-------- ENTRIES SUPPLIED --------

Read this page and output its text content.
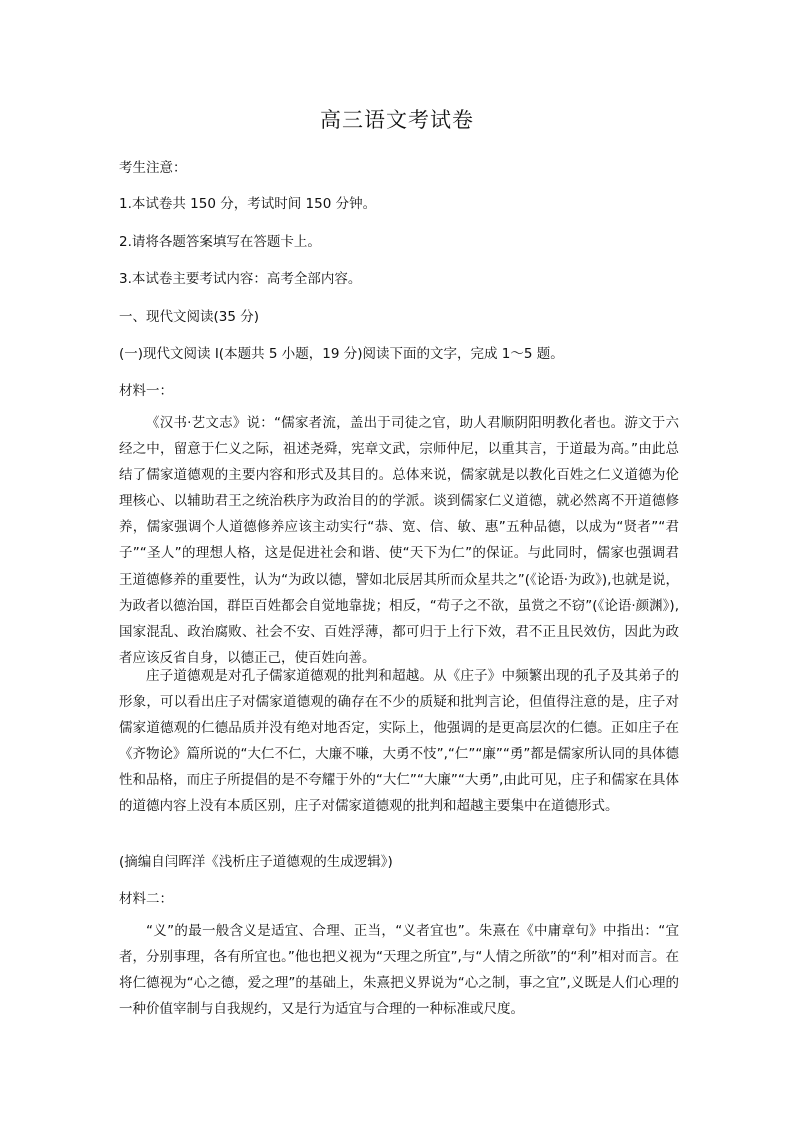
高三语文考试卷
考生注意：
1.本试卷共 150 分，考试时间 150 分钟。
2.请将各题答案填写在答题卡上。
3.本试卷主要考试内容：高考全部内容。
一、现代文阅读(35 分)
(一)现代文阅读 I(本题共 5 小题，19 分)阅读下面的文字，完成 1～5 题。
材料一：
《汉书·艺文志》说：“儒家者流，盖出于司徒之官，助人君顺阴阳明教化者也。游文于六经之中，留意于仁义之际，祖述尧舜，宪章文武，宗师仲尼，以重其言，于道最为高。”由此总结了儒家道德观的主要内容和形式及其目的。总体来说，儒家就是以教化百姓之仁义道德为伦理核心、以辅助君王之统治秩序为政治目的的学派。谈到儒家仁义道德，就必然离不开道德修养，儒家强调个人道德修养应该主动实行“恭、宽、信、敏、惠”五种品德，以成为“贤者”“君子”“圣人”的理想人格，这是促进社会和谐、使“天下为仁”的保证。与此同时，儒家也强调君王道德修养的重要性，认为“为政以德，譬如北辰居其所而众星共之”(《论语·为政》),也就是说，为政者以德治国，群臣百姓都会自觉地靠拢；相反，“苟子之不欲，虽赏之不窃”(《论语·颜渊》),国家混乱、政治腐败、社会不安、百姓浮薄，都可归于上行下效，君不正且民效仿，因此为政者应该反省自身，以德正己，使百姓向善。
庄子道德观是对孔子儒家道德观的批判和超越。从《庄子》中频繁出现的孔子及其弟子的形象，可以看出庄子对儒家道德观的确存在不少的质疑和批判言论，但值得注意的是，庄子对儒家道德观的仁德品质并没有绝对地否定，实际上，他强调的是更高层次的仁德。正如庄子在《齐物论》篇所说的“大仁不仁，大廉不嗛，大勇不忮”,“仁”“廉”“勇”都是儒家所认同的具体德性和品格，而庄子所提倡的是不夸耀于外的“大仁”“大廉”“大勇”,由此可见，庄子和儒家在具体的道德内容上没有本质区别，庄子对儒家道德观的批判和超越主要集中在道德形式。
(摘编自闫晖洋《浅析庄子道德观的生成逻辑》)
材料二：
“义”的最一般含义是适宜、合理、正当，“义者宜也”。朱熹在《中庸章句》中指出：“宜者，分别事理，各有所宜也。”他也把义视为“天理之所宜”,与“人情之所欲”的“利”相对而言。在将仁德视为“心之德，爱之理”的基础上，朱熹把义界说为“心之制，事之宜”,义既是人们心理的一种价值宰制与自我规约，又是行为适宜与合理的一种标准或尺度。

--------

**EXERCISE PROMPT:** Can you restate all the records above word for word while dropping the pictures?

**RESULT FOR THIS EXERCISE:**
Read this page and output its text content.
高三语文考试卷
考生注意：
1.本试卷共 150 分，考试时间 150 分钟。
2.请将各题答案填写在答题卡上。
3.本试卷主要考试内容：高考全部内容。
一、现代文阅读(35 分)
(一)现代文阅读 I(本题共 5 小题，19 分)阅读下面的文字，完成 1～5 题。
材料一：
《汉书·艺文志》说：“儒家者流，盖出于司徒之官，助人君顺阴阳明教化者也。游文于六经之中，留意于仁义之际，祖述尧舜，宪章文武，宗师仲尼，以重其言，于道最为高。”由此总结了儒家道德观的主要内容和形式及其目的。总体来说，儒家就是以教化百姓之仁义道德为伦理核心、以辅助君王之统治秩序为政治目的的学派。谈到儒家仁义道德，就必然离不开道德修养，儒家强调个人道德修养应该主动实行“恭、宽、信、敏、惠”五种品德，以成为“贤者”“君子”“圣人”的理想人格，这是促进社会和谐、使“天下为仁”的保证。与此同时，儒家也强调君王道德修养的重要性，认为“为政以德，譬如北辰居其所而众星共之”(《论语·为政》),也就是说，为政者以德治国，群臣百姓都会自觉地靠拢；相反，“苟子之不欲，虽赏之不窃”(《论语·颜渊》),国家混乱、政治腐败、社会不安、百姓浮薄，都可归于上行下效，君不正且民效仿，因此为政者应该反省自身，以德正己，使百姓向善。
庄子道德观是对孔子儒家道德观的批判和超越。从《庄子》中频繁出现的孔子及其弟子的形象，可以看出庄子对儒家道德观的确存在不少的质疑和批判言论，但值得注意的是，庄子对儒家道德观的仁德品质并没有绝对地否定，实际上，他强调的是更高层次的仁德。正如庄子在《齐物论》篇所说的“大仁不仁，大廉不嗛，大勇不忮”,“仁”“廉”“勇”都是儒家所认同的具体德性和品格，而庄子所提倡的是不夸耀于外的“大仁”“大廉”“大勇”,由此可见，庄子和儒家在具体的道德内容上没有本质区别，庄子对儒家道德观的批判和超越主要集中在道德形式。
(摘编自闫晖洋《浅析庄子道德观的生成逻辑》)
材料二：
“义”的最一般含义是适宜、合理、正当，“义者宜也”。朱熹在《中庸章句》中指出：“宜者，分别事理，各有所宜也。”他也把义视为“天理之所宜”,与“人情之所欲”的“利”相对而言。在将仁德视为“心之德，爱之理”的基础上，朱熹把义界说为“心之制，事之宜”,义既是人们心理的一种价值宰制与自我规约，又是行为适宜与合理的一种标准或尺度。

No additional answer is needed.